Diggle is famous for its railway tunnels
under the Pennines and its canal. It boasts what is probably the longest
and highest canal tunnel in Europe and the village once claimed the
distinction of having the largest water wheel in England.
The nearby hamlets of Harrop Green and Diglea are both splendid examples
of pre-Industrial Revolution weaving settlements. Their houses are built
of stone, quarried from the local hillsides. The handloom cottages,
with the top storey used for weaving, and the clothiers’ cottages
are typical of those in scores of villages throughout West Yorkshire.
Before the advent of the Industrial Revolution, the Diggle Road across
the Pennines was part of the Oldham Mumps-to-Standedge Turnpike Road.
The tollhouse was at ‘The Gate’ public house - now known
as the Hanging Gate located on Huddersfield Road in the village centre.
It was not unusual to find rhymes inscribed on the top bar of a tollgate:
This gate hangs well to no man’s sorrow.
Pay for today, and I will trust tomorrow.
When the tollgates were abolished, a miniature of the gate was often
hung over the door of the inn, with a revised form of rhyme inscribed:
-
The gate hangs high and hinders none.
Refresh and pay, and travel on.
Growth in trade across the Pennines began to create congestion on the
turnpike routes and the transportation of goods became laborious and
expensive. As a consequence an Act was passed in 1794 for the construction
of a narrow-gauge canal to link Ashton to Huddersfield by way of the
Tame Valley, Mossley, Greenfield and Diggle. From Diggle a tunnel would
be bored through Standedge, to emerge at Marsden. Standedge Canal Tunnel
was opened in March 1811, when managers went through the tunnel on the
barge ‘Lively’ the first boat to make the whole journey.

Labeled box rows

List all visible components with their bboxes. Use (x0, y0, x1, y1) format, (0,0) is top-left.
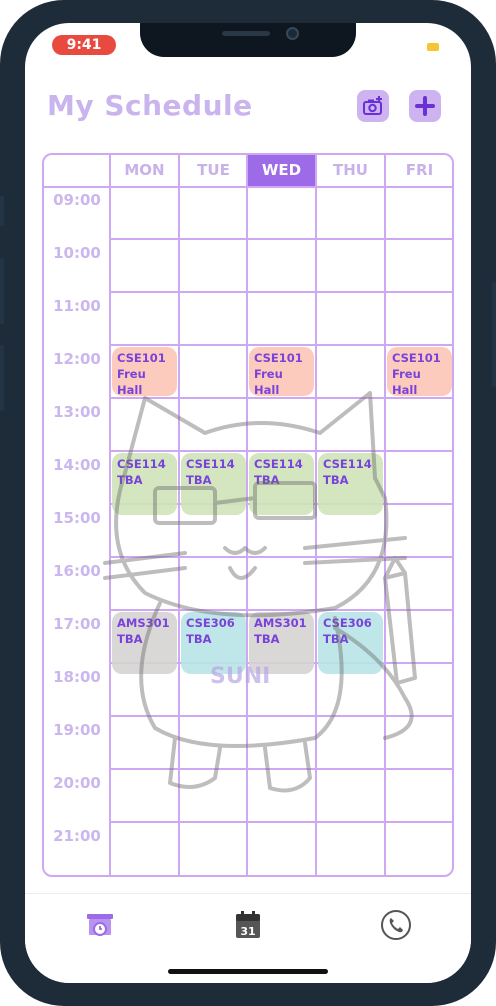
plus-icon (415, 96, 435, 116)
course-code: AMS301 (254, 616, 307, 630)
course-block[interactable]: AMS301 TBA (249, 612, 314, 675)
time-label: 13:00 (53, 403, 101, 421)
course-location: TBA (186, 473, 212, 487)
course-location: TBA (254, 473, 280, 487)
add-course-button[interactable] (409, 90, 441, 122)
course-location: Freu Hall (117, 367, 146, 397)
calendar-icon: 31 (236, 911, 260, 938)
volume-down-button (0, 345, 4, 411)
time-label: 17:00 (53, 615, 101, 633)
course-code: CSE101 (254, 351, 303, 365)
course-code: CSE114 (117, 457, 166, 471)
notch (140, 23, 356, 57)
course-code: CSE306 (186, 616, 235, 630)
course-code: CSE306 (323, 616, 372, 630)
time-label: 20:00 (53, 774, 101, 792)
course-code: CSE114 (254, 457, 303, 471)
course-location: TBA (323, 632, 349, 646)
camera-add-icon (363, 96, 382, 115)
home-indicator (168, 969, 328, 974)
day-header-tue[interactable]: TUE (180, 155, 247, 186)
course-location: Freu Hall (254, 367, 283, 397)
time-label: 12:00 (53, 350, 101, 368)
time-label: 09:00 (53, 191, 101, 209)
time-label: 21:00 (53, 827, 101, 845)
phone-frame: 9:41 My Schedule MON TUE WED THU FRI 09:… (0, 0, 496, 1006)
tab-calendar[interactable]: 31 (231, 908, 265, 942)
course-block[interactable]: CSE101 Freu Hall (387, 347, 452, 397)
course-block[interactable]: CSE306 TBA (318, 612, 383, 675)
course-location: TBA (117, 473, 143, 487)
time-label: 15:00 (53, 509, 101, 527)
phone-icon (381, 910, 411, 940)
schedule-alarm-icon (87, 914, 113, 936)
calendar-day-number: 31 (240, 925, 255, 938)
time-label: 16:00 (53, 562, 101, 580)
power-button (492, 282, 496, 387)
course-location: Freu Hall (392, 367, 421, 397)
day-header-fri[interactable]: FRI (386, 155, 452, 186)
tab-contact[interactable] (379, 908, 413, 942)
day-header-mon[interactable]: MON (111, 155, 178, 186)
course-location: TBA (117, 632, 143, 646)
course-code: AMS301 (117, 616, 170, 630)
speaker (222, 31, 270, 36)
course-block[interactable]: CSE306 TBA (181, 612, 246, 675)
course-location: TBA (323, 473, 349, 487)
course-location: TBA (186, 632, 212, 646)
course-block[interactable]: CSE114 TBA (318, 453, 383, 516)
course-code: CSE114 (323, 457, 372, 471)
time-label: 11:00 (53, 297, 101, 315)
time-label: 18:00 (53, 668, 101, 686)
course-code: CSE101 (117, 351, 166, 365)
battery-icon (427, 43, 439, 51)
status-time: 9:41 (52, 35, 116, 55)
day-header-thu[interactable]: THU (317, 155, 384, 186)
screen: 9:41 My Schedule MON TUE WED THU FRI 09:… (25, 23, 471, 983)
time-label: 19:00 (53, 721, 101, 739)
course-block[interactable]: CSE101 Freu Hall (112, 347, 177, 397)
volume-up-button (0, 258, 4, 324)
course-location: TBA (254, 632, 280, 646)
course-block[interactable]: CSE114 TBA (112, 453, 177, 516)
course-code: CSE101 (392, 351, 441, 365)
time-label: 14:00 (53, 456, 101, 474)
course-block[interactable]: CSE114 TBA (249, 453, 314, 516)
add-photo-button[interactable] (357, 90, 389, 122)
day-header-wed[interactable]: WED (248, 155, 315, 186)
course-block[interactable]: CSE101 Freu Hall (249, 347, 314, 397)
page-title: My Schedule (47, 89, 253, 122)
course-block[interactable]: CSE114 TBA (181, 453, 246, 516)
schedule-grid: MON TUE WED THU FRI 09:00 10:00 11:00 12… (42, 153, 454, 877)
course-block[interactable]: AMS301 TBA (112, 612, 177, 675)
mute-switch (0, 196, 4, 226)
tab-schedule[interactable] (83, 908, 117, 942)
front-camera (286, 27, 299, 40)
course-code: CSE114 (186, 457, 235, 471)
time-label: 10:00 (53, 244, 101, 262)
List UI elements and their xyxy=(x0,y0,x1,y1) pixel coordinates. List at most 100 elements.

→ THINGS TO DO
a – Repeat everything in the Diggle text from "The tollhouse was" down to "will trust tomorrow.".
b – Go on with the text about Diggle and its canal, picking up after its final sentence.
The rows are separate material and have no connection to the Diggle text.

→ FINAL RESULTS
a –
The tollhouse was at ‘The Gate’ public house - now known
as the Hanging Gate located on Huddersfield Road in the village centre.
It was not unusual to find rhymes inscribed on the top bar of a tollgate:
This gate hangs well to no man’s sorrow.
Pay for today, and I will trust tomorrow.

b –
Newly painted boats decorated with bunting followed ‘Lively’
and one of these carried a band playing Rule Britannia and other patriotic
songs. It is said that 10,000 people gathered to see the ceremony. The
population of Saddleworth at that time was just 12,579. Its construction
had taken seventeen years to complete, with men working by candlelight.
The tunnels length from Diggle to Marsden was 3 miles 171 yards.
The canal-boats were drawn by horses, which walked along the towpath
to the entrance of the tunnel. There they were unharnessed and taken,
via Boat Lane (near to the Diggle Hotel), over the top of Standedge
to the barges at the other end. The boats were ‘legged’
through the tunnel by men pushing against the walls and roof with their
feet. Sometimes, men needing work would wait at each tunnel end to offer
their services as ‘leggers’.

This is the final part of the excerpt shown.